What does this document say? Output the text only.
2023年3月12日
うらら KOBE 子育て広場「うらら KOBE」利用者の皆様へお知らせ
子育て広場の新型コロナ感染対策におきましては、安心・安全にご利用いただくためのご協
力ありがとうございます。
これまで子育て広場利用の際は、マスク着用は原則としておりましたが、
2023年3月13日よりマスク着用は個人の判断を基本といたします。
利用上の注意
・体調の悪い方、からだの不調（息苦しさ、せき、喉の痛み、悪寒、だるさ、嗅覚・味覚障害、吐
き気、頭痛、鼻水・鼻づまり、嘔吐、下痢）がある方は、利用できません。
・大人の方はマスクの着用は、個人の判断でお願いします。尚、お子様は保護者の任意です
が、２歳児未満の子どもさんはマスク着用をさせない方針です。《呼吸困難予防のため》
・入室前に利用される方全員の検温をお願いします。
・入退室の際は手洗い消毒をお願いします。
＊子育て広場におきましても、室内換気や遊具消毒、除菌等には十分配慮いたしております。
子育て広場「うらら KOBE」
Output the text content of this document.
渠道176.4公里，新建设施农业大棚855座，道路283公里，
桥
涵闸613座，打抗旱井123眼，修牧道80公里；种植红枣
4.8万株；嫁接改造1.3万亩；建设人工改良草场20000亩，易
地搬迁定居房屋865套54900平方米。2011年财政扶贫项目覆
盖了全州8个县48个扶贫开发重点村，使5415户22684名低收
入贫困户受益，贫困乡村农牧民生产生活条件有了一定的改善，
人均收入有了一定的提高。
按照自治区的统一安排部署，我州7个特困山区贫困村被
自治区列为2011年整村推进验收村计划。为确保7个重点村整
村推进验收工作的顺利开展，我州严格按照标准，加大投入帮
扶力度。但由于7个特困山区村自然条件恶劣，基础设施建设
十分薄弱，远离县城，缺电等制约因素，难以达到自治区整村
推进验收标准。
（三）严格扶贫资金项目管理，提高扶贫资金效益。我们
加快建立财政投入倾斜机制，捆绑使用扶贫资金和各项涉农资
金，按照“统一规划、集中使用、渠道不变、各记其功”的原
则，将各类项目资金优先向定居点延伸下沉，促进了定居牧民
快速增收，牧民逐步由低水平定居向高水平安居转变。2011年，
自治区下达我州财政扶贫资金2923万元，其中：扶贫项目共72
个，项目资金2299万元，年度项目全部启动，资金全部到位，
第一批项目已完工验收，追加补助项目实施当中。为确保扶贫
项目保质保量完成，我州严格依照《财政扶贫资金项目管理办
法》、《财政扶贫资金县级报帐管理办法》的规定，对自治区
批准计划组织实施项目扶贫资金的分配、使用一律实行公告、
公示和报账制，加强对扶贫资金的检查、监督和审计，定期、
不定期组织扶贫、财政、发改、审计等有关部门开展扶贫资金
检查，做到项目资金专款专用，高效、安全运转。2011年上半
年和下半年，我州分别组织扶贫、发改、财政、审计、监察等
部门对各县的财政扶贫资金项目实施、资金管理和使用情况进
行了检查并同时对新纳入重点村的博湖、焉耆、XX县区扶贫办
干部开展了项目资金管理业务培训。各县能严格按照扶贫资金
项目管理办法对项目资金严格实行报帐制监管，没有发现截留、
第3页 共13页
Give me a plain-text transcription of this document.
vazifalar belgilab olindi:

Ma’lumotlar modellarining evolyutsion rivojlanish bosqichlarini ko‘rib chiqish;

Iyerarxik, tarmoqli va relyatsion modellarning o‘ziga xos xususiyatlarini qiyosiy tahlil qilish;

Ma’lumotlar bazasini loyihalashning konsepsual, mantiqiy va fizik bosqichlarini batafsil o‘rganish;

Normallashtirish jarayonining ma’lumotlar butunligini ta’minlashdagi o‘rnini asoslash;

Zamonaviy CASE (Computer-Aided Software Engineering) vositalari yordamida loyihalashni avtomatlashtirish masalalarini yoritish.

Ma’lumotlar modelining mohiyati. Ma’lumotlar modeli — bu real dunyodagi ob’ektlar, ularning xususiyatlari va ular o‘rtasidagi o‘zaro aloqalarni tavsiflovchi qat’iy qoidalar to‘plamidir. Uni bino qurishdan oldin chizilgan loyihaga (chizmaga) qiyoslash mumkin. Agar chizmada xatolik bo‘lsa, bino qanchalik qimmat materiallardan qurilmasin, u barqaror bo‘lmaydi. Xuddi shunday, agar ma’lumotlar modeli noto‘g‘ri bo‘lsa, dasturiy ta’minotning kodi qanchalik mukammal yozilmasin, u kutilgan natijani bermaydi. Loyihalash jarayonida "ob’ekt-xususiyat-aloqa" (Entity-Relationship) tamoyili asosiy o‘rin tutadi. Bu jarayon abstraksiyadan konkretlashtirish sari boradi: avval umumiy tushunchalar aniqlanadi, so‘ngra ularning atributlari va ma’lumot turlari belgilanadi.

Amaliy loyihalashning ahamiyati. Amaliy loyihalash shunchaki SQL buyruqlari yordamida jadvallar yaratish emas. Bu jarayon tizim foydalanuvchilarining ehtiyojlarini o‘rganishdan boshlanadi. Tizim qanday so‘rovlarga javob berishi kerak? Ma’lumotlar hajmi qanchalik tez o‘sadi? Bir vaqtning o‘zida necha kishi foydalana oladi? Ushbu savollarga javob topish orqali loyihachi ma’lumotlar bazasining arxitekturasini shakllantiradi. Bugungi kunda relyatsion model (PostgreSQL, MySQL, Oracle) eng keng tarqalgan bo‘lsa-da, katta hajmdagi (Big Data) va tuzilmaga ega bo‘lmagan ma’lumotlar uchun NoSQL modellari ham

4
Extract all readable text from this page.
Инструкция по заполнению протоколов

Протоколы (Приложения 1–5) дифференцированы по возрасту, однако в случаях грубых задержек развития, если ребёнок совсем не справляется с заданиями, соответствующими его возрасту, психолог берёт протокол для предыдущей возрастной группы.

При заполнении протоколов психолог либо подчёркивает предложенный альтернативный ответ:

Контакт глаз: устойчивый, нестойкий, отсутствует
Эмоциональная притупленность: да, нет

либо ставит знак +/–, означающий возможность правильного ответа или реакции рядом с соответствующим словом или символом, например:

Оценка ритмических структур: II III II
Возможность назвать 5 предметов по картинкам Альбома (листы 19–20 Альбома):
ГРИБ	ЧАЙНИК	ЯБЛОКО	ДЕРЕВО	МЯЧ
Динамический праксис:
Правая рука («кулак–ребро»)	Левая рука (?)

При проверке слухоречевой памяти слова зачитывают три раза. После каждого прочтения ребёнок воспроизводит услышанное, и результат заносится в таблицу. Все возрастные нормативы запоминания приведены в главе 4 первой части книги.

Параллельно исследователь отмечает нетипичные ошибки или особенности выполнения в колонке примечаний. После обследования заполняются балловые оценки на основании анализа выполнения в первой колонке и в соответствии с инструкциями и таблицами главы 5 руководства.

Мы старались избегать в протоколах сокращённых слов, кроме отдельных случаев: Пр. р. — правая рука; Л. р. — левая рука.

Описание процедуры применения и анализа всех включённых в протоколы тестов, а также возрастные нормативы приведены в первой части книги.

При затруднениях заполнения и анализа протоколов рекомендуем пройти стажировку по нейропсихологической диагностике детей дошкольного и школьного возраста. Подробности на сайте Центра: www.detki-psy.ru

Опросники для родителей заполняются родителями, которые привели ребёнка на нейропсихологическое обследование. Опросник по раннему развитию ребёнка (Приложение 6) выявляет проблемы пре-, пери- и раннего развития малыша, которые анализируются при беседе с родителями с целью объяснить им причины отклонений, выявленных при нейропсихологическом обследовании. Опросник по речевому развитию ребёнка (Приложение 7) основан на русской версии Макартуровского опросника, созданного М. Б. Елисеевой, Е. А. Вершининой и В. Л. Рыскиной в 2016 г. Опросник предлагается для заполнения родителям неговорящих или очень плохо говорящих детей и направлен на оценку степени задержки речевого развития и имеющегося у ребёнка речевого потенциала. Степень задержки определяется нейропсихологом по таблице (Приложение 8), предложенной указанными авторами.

......

WHAT IS REQUIRED: List each line holding the string "bosqichlarini".

EXERCISE ANSWER:
Ma’lumotlar modellarining evolyutsion rivojlanish bosqichlarini ko‘rib chiqish;
Ma’lumotlar bazasini loyihalashning konsepsual, mantiqiy va fizik bosqichlarini batafsil o‘rganish;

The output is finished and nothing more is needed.